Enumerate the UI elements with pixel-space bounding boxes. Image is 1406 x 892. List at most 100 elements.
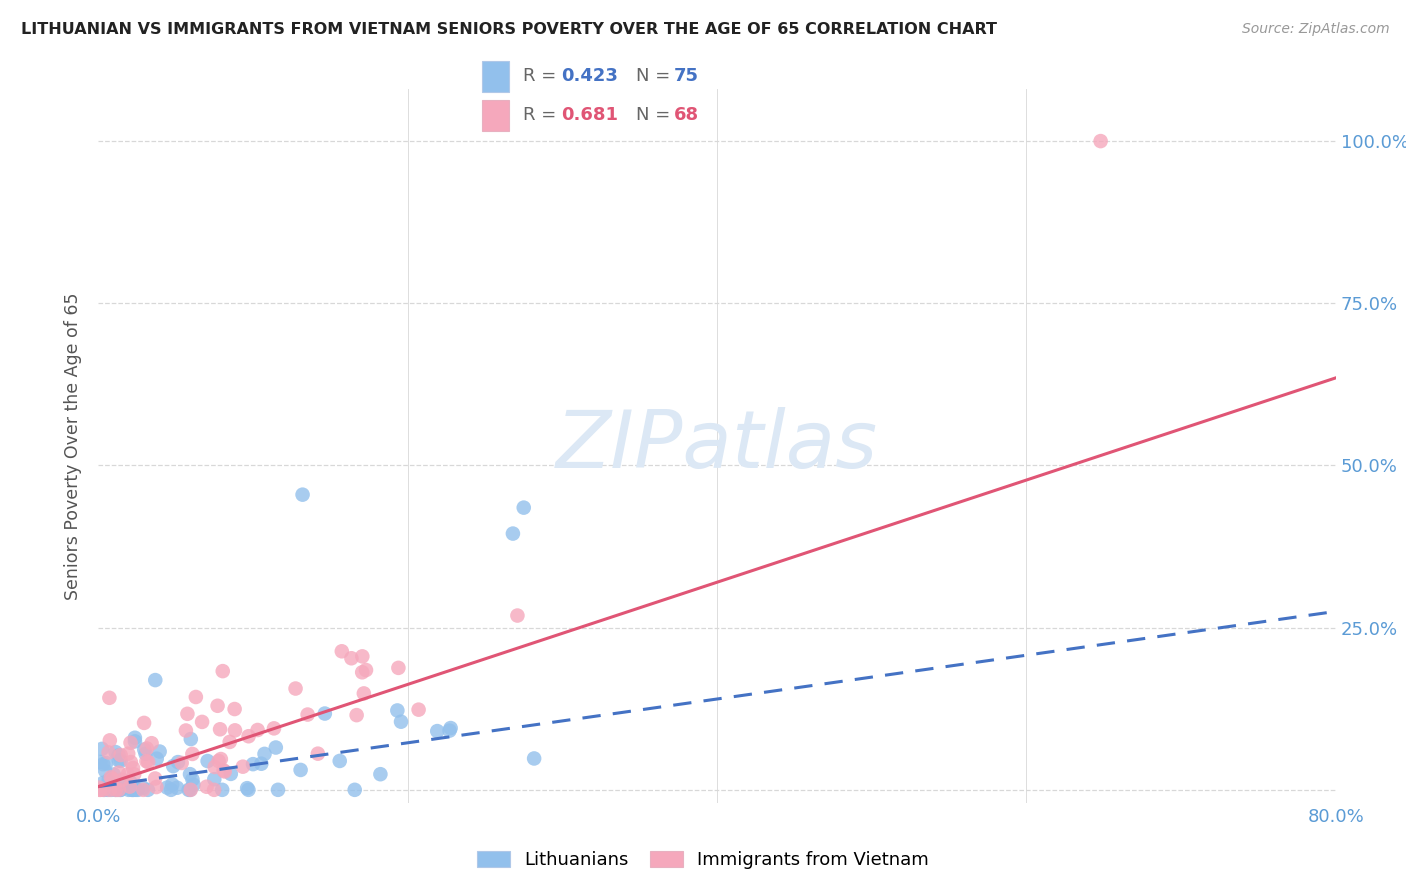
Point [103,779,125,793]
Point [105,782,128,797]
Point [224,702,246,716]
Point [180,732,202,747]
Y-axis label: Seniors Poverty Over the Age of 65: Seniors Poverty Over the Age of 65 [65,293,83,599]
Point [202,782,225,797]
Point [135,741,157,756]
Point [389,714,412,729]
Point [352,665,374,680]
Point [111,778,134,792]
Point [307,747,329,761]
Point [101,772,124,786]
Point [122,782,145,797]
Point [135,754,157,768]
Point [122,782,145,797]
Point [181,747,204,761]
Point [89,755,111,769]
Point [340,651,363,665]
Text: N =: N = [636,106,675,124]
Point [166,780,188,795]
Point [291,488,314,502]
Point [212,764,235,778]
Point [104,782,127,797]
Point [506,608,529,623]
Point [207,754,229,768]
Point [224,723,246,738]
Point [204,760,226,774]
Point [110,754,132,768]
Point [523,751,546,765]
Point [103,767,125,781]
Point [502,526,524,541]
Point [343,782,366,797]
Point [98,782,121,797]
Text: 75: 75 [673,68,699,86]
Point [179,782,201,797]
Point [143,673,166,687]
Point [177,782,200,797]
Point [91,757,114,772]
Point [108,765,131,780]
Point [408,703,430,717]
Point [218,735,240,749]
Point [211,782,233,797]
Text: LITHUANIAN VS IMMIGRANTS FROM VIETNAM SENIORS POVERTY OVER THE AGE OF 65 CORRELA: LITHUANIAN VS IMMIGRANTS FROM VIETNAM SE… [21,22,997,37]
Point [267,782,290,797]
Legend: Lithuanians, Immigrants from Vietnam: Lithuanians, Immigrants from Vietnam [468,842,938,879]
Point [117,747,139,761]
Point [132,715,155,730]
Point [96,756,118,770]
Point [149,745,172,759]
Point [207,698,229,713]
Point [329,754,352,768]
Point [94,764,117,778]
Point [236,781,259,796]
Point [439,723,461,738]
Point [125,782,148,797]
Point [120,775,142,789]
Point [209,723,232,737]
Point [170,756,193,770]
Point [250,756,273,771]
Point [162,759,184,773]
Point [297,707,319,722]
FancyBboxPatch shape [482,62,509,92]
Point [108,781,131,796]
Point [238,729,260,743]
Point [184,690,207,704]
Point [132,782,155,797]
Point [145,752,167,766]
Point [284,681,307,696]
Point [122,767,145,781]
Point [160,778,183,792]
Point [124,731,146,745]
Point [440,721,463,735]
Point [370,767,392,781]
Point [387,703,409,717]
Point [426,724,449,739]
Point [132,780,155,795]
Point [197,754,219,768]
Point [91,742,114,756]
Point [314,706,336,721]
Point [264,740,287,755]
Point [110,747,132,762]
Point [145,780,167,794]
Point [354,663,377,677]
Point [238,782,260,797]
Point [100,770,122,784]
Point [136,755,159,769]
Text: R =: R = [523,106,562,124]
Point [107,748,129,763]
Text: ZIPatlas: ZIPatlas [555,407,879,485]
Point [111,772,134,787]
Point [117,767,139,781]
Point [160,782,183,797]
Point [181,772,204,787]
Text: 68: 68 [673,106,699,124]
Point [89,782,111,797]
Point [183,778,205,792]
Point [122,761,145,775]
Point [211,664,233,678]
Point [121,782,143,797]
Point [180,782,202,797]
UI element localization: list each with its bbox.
★ ★ ★
Retype every line of the entries above without changing anything, but leave out the pictures.

Enumerate the UI elements with pixel-space bounding boxes. Image is 1406 x 892. List at most 100 elements.
Point [103,779,125,793]
Point [105,782,128,797]
Point [224,702,246,716]
Point [180,732,202,747]
Y-axis label: Seniors Poverty Over the Age of 65: Seniors Poverty Over the Age of 65 [65,293,83,599]
Point [202,782,225,797]
Point [135,741,157,756]
Point [389,714,412,729]
Point [352,665,374,680]
Point [111,778,134,792]
Point [307,747,329,761]
Point [101,772,124,786]
Point [122,782,145,797]
Point [135,754,157,768]
Point [122,782,145,797]
Point [181,747,204,761]
Point [89,755,111,769]
Point [340,651,363,665]
Text: N =: N = [636,106,675,124]
Point [166,780,188,795]
Point [291,488,314,502]
Point [212,764,235,778]
Point [104,782,127,797]
Point [506,608,529,623]
Point [207,754,229,768]
Point [224,723,246,738]
Point [204,760,226,774]
Point [110,754,132,768]
Point [523,751,546,765]
Point [103,767,125,781]
Point [502,526,524,541]
Point [343,782,366,797]
Point [98,782,121,797]
Text: 75: 75 [673,68,699,86]
Point [179,782,201,797]
Point [143,673,166,687]
Point [177,782,200,797]
Point [91,757,114,772]
Point [108,765,131,780]
Point [408,703,430,717]
Point [218,735,240,749]
Point [211,782,233,797]
Text: LITHUANIAN VS IMMIGRANTS FROM VIETNAM SENIORS POVERTY OVER THE AGE OF 65 CORRELA: LITHUANIAN VS IMMIGRANTS FROM VIETNAM SE… [21,22,997,37]
Point [267,782,290,797]
Legend: Lithuanians, Immigrants from Vietnam: Lithuanians, Immigrants from Vietnam [468,842,938,879]
Point [117,747,139,761]
Point [132,715,155,730]
Point [96,756,118,770]
Point [149,745,172,759]
Point [207,698,229,713]
Point [329,754,352,768]
Point [94,764,117,778]
Point [236,781,259,796]
Point [439,723,461,738]
Point [125,782,148,797]
Point [120,775,142,789]
Point [209,723,232,737]
Point [170,756,193,770]
Point [250,756,273,771]
Point [162,759,184,773]
Point [297,707,319,722]
FancyBboxPatch shape [482,62,509,92]
Point [108,781,131,796]
Point [238,729,260,743]
Point [184,690,207,704]
Point [132,782,155,797]
Point [145,752,167,766]
Point [284,681,307,696]
Point [122,767,145,781]
Point [160,778,183,792]
Point [124,731,146,745]
Point [440,721,463,735]
Point [370,767,392,781]
Point [387,703,409,717]
Point [426,724,449,739]
Point [132,780,155,795]
Point [197,754,219,768]
Point [91,742,114,756]
Point [314,706,336,721]
Point [264,740,287,755]
Point [110,747,132,762]
Point [145,780,167,794]
Point [354,663,377,677]
Point [238,782,260,797]
Point [100,770,122,784]
Point [136,755,159,769]
Text: R =: R = [523,106,562,124]
Point [107,748,129,763]
Text: ZIPatlas: ZIPatlas [555,407,879,485]
Point [111,772,134,787]
Point [117,767,139,781]
Point [160,782,183,797]
Point [181,772,204,787]
Text: 68: 68 [673,106,699,124]
Point [89,782,111,797]
Point [183,778,205,792]
Point [122,761,145,775]
Point [211,664,233,678]
Point [121,782,143,797]
Point [180,782,202,797]
UI element localization: list each with its bbox.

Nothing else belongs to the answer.